== Task material ==
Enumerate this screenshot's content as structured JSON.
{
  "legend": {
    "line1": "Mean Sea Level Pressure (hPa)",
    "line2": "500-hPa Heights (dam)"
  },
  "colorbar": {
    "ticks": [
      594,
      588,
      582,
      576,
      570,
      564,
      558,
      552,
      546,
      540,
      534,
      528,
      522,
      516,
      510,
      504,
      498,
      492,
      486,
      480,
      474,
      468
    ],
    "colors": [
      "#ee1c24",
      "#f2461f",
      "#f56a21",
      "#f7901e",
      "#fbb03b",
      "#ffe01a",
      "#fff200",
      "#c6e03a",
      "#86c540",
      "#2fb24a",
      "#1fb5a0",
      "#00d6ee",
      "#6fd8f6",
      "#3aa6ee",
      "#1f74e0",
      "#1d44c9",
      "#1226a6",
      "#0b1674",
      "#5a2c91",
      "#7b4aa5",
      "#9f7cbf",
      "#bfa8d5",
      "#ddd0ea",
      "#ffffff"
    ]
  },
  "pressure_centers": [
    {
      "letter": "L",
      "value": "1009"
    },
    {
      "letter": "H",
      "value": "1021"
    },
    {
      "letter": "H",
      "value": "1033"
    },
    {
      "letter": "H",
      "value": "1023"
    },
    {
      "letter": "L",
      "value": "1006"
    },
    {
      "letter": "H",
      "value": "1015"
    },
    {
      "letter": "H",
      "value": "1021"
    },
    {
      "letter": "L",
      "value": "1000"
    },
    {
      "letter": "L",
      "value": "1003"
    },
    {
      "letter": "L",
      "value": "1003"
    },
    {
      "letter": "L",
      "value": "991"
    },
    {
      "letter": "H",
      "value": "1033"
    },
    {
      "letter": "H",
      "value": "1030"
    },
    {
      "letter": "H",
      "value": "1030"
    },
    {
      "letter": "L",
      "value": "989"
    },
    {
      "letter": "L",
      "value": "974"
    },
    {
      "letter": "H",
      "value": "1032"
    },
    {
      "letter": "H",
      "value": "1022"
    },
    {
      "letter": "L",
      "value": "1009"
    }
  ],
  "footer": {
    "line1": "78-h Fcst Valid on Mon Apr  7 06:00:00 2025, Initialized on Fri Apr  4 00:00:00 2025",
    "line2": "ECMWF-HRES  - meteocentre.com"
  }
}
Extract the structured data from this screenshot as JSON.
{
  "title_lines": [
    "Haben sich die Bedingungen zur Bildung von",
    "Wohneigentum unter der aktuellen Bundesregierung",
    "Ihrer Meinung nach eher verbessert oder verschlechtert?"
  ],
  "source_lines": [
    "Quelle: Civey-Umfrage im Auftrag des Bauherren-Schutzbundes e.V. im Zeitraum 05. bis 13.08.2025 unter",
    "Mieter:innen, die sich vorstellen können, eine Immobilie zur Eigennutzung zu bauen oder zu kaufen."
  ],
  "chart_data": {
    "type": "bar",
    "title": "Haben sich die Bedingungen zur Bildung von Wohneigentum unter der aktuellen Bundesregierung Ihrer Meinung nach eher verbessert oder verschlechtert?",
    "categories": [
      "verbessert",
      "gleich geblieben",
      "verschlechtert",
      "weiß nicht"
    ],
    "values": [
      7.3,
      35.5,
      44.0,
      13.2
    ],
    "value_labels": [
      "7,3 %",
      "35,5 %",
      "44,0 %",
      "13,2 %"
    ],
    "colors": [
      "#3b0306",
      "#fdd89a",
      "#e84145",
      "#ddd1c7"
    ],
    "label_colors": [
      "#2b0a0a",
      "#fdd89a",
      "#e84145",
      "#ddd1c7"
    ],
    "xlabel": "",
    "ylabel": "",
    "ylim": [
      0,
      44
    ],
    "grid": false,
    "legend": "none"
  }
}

* * *

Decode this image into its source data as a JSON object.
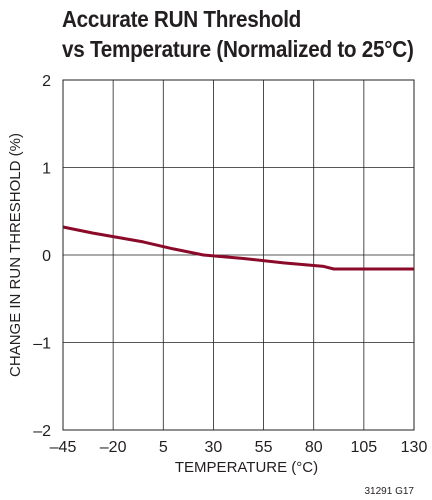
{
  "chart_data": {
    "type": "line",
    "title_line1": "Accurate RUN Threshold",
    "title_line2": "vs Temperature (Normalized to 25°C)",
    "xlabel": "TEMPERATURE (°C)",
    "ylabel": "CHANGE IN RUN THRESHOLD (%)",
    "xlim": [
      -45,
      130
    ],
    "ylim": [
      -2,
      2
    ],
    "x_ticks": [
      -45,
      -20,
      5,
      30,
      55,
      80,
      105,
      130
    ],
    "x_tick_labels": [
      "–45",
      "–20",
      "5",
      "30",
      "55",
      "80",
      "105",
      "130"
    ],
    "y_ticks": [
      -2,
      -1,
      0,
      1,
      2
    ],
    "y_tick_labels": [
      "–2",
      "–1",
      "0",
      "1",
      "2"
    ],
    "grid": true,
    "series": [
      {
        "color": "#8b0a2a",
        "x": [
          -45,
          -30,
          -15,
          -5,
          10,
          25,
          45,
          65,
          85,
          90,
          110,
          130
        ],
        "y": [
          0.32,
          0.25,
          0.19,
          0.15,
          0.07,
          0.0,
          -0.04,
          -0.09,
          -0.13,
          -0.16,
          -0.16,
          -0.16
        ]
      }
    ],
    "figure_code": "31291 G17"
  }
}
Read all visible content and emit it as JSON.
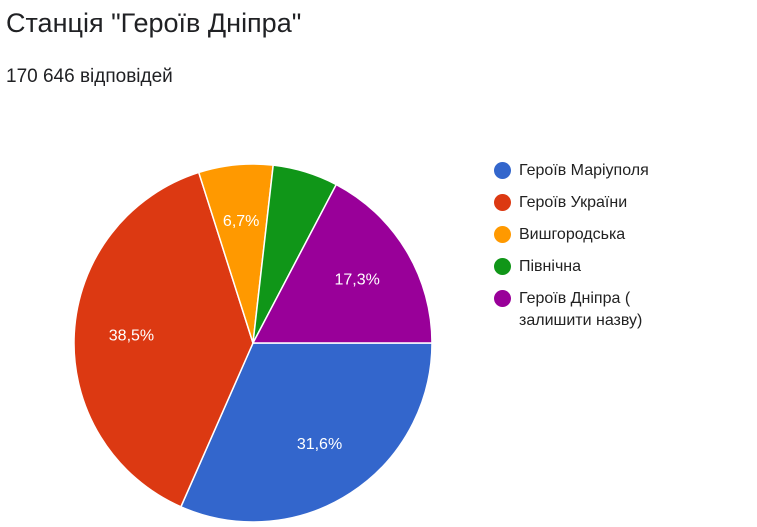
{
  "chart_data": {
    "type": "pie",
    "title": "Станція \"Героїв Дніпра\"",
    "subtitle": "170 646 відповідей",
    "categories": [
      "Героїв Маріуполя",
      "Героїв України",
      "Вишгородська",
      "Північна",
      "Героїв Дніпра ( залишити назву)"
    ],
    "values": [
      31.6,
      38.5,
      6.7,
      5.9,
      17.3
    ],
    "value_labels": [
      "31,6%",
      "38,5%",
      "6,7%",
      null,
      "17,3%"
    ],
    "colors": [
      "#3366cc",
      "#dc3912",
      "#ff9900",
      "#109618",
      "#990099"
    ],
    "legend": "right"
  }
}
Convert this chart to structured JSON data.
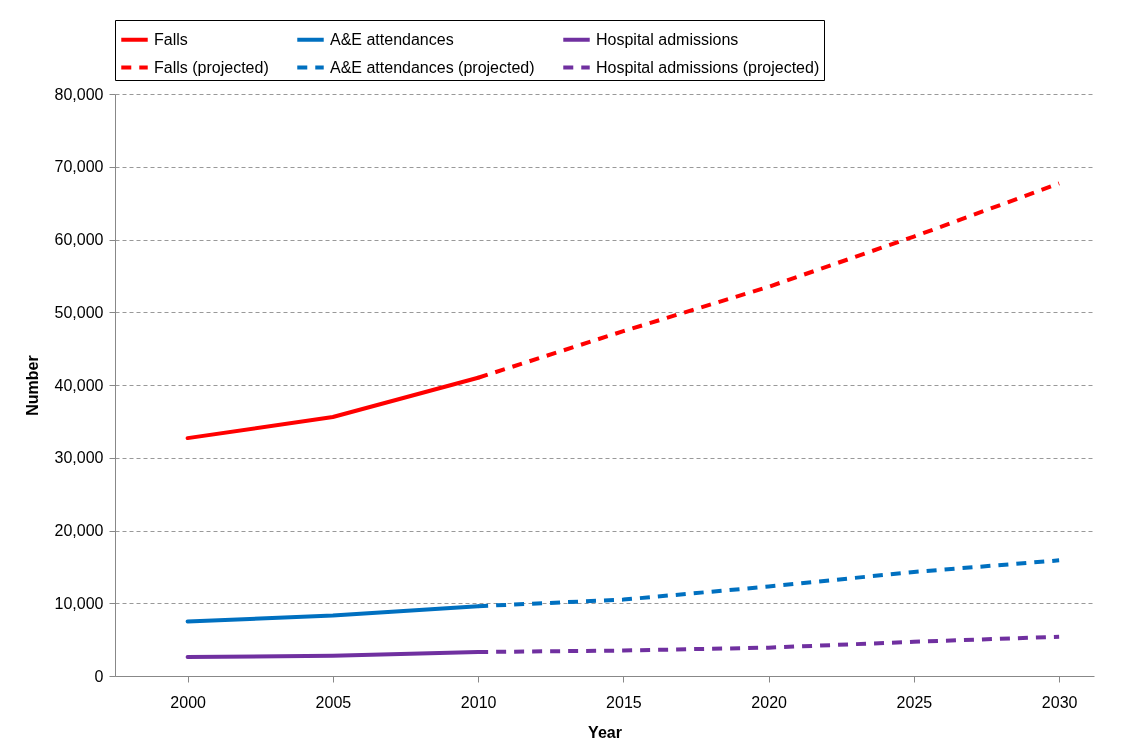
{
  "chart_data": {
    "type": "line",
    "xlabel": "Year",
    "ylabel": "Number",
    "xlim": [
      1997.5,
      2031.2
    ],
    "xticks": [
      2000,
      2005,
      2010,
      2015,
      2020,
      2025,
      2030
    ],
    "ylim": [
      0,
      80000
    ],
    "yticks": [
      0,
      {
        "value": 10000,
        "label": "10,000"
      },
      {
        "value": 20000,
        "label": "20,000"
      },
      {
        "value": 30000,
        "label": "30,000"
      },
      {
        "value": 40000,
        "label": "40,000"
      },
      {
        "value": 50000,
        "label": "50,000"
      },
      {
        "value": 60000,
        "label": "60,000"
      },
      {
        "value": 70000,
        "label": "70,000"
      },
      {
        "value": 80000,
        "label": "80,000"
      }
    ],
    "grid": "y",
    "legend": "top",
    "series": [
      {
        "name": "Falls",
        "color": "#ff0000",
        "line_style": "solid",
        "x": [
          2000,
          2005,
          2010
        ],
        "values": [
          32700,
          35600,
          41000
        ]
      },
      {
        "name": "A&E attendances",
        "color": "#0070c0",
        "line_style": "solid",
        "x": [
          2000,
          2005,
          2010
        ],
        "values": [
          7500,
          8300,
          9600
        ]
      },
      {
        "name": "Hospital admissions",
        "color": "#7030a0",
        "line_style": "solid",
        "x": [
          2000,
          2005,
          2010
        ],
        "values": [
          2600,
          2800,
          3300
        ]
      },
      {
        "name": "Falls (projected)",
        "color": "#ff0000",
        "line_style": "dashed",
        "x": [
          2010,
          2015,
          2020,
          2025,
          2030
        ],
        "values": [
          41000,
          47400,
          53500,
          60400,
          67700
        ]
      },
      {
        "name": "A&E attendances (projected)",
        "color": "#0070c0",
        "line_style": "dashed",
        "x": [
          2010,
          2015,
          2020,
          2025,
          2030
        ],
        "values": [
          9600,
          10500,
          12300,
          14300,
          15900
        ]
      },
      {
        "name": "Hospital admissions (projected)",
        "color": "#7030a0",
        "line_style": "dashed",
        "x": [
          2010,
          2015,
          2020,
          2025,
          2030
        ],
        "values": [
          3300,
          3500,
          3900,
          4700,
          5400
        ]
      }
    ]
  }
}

== Exercise task ==
Check each line of the records above for "Meinung", and copy those that have it.

== Task output ==
    "Ihrer Meinung nach eher verbessert oder verschlechtert?"
    "title": "Haben sich die Bedingungen zur Bildung von Wohneigentum unter der aktuellen Bundesregierung Ihrer Meinung nach eher verbessert oder verschlechtert?",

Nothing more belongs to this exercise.